Start PROVIDED INFORMATION
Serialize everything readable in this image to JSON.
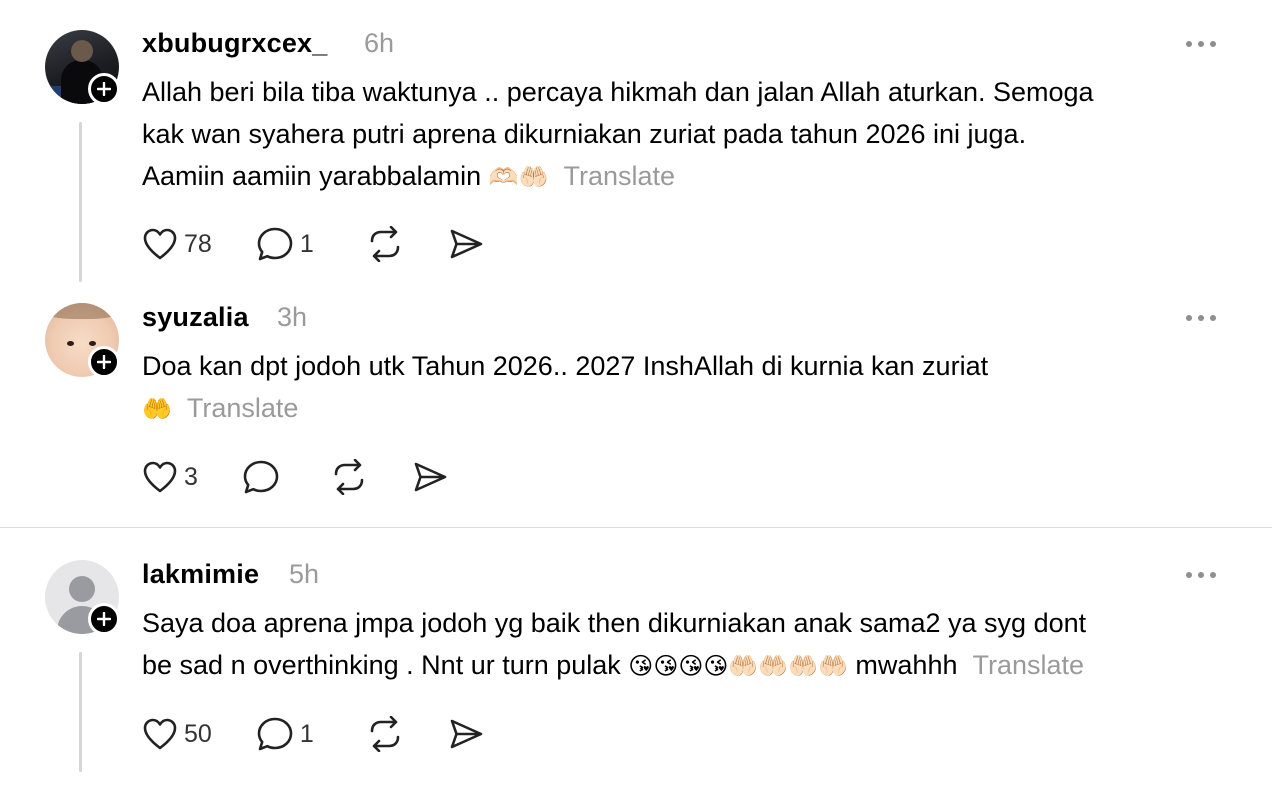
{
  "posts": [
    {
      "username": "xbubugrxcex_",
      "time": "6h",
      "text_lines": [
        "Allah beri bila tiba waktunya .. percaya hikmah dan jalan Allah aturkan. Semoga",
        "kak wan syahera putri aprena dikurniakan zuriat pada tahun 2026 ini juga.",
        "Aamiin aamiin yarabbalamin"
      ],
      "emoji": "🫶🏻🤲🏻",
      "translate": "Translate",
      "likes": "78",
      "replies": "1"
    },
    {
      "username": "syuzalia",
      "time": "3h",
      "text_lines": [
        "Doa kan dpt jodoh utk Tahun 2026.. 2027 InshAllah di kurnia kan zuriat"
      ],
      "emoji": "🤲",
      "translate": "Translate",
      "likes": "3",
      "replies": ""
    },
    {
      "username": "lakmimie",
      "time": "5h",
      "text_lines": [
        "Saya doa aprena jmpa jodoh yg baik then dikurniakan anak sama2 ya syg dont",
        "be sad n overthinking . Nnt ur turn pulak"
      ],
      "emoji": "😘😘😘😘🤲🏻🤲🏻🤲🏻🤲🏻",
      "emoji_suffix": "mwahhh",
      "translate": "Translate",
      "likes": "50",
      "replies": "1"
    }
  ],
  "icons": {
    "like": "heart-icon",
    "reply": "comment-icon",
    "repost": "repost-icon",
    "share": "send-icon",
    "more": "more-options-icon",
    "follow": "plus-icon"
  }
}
End PROVIDED INFORMATION
- _EXERCISE BRIEF_
Leave out the pictures and transcribe everything else exactly.

- _FINAL RESULT_
Serialize everything readable in this image to JSON.
{
  "posts": [
    {
      "username": "xbubugrxcex_",
      "time": "6h",
      "text_lines": [
        "Allah beri bila tiba waktunya .. percaya hikmah dan jalan Allah aturkan. Semoga",
        "kak wan syahera putri aprena dikurniakan zuriat pada tahun 2026 ini juga.",
        "Aamiin aamiin yarabbalamin"
      ],
      "emoji": "🫶🏻🤲🏻",
      "translate": "Translate",
      "likes": "78",
      "replies": "1"
    },
    {
      "username": "syuzalia",
      "time": "3h",
      "text_lines": [
        "Doa kan dpt jodoh utk Tahun 2026.. 2027 InshAllah di kurnia kan zuriat"
      ],
      "emoji": "🤲",
      "translate": "Translate",
      "likes": "3",
      "replies": ""
    },
    {
      "username": "lakmimie",
      "time": "5h",
      "text_lines": [
        "Saya doa aprena jmpa jodoh yg baik then dikurniakan anak sama2 ya syg dont",
        "be sad n overthinking . Nnt ur turn pulak"
      ],
      "emoji": "😘😘😘😘🤲🏻🤲🏻🤲🏻🤲🏻",
      "emoji_suffix": "mwahhh",
      "translate": "Translate",
      "likes": "50",
      "replies": "1"
    }
  ],
  "icons": {
    "like": "heart-icon",
    "reply": "comment-icon",
    "repost": "repost-icon",
    "share": "send-icon",
    "more": "more-options-icon",
    "follow": "plus-icon"
  }
}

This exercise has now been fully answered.